[DIRECTIONS FOR THIS TASK] Check each line of the entries below for the string "Absender"; copy every line where it appears.

[SOURCE RECORDS]

* * * * *

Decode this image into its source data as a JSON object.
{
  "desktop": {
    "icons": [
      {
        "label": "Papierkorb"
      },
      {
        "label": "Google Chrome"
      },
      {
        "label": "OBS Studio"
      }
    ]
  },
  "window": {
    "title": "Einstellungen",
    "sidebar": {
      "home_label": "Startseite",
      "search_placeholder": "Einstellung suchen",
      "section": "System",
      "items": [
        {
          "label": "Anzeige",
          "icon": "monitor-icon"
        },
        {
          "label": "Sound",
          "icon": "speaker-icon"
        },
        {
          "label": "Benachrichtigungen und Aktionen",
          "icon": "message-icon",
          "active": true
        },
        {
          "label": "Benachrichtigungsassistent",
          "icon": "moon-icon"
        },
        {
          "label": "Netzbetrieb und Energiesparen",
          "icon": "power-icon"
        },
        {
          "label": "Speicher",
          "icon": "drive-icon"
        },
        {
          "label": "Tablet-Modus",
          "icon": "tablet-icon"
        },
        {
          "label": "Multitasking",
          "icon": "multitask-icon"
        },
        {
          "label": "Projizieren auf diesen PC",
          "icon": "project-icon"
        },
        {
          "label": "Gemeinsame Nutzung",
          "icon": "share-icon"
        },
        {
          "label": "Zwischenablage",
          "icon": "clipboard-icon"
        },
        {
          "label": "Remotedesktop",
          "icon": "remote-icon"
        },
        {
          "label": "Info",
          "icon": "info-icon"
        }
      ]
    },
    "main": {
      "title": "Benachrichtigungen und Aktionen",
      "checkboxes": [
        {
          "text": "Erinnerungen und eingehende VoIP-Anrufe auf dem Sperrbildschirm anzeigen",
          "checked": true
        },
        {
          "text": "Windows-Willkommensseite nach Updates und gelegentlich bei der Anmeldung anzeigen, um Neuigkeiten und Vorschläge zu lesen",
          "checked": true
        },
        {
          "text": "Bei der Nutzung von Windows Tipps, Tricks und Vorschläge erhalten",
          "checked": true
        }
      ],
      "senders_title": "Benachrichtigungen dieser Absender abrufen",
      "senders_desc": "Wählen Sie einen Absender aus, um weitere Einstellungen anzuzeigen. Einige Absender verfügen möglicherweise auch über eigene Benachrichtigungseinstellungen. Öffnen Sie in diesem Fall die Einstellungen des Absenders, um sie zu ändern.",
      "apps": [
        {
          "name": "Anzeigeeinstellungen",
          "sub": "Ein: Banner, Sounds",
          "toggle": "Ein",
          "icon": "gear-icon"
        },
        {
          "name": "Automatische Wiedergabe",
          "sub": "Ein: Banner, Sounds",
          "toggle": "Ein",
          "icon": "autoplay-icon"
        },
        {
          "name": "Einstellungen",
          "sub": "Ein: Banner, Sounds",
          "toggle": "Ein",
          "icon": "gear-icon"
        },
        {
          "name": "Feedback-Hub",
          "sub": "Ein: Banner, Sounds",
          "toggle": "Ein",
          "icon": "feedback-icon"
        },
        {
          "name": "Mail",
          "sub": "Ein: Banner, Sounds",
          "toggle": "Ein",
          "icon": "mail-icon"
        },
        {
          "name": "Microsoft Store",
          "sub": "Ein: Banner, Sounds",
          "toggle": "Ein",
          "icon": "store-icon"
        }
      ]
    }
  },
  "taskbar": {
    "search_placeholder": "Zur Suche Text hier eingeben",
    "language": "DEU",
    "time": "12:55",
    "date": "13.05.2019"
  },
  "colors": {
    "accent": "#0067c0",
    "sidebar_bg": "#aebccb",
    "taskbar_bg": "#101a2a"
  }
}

* * * * *

[WRITTEN RESPONSE]
      "senders_title": "Benachrichtigungen dieser Absender abrufen",
      "senders_desc": "Wählen Sie einen Absender aus, um weitere Einstellungen anzuzeigen. Einige Absender verfügen möglicherweise auch über eigene Benachrichtigungseinstellungen. Öffnen Sie in diesem Fall die Einstellungen des Absenders, um sie zu ändern.",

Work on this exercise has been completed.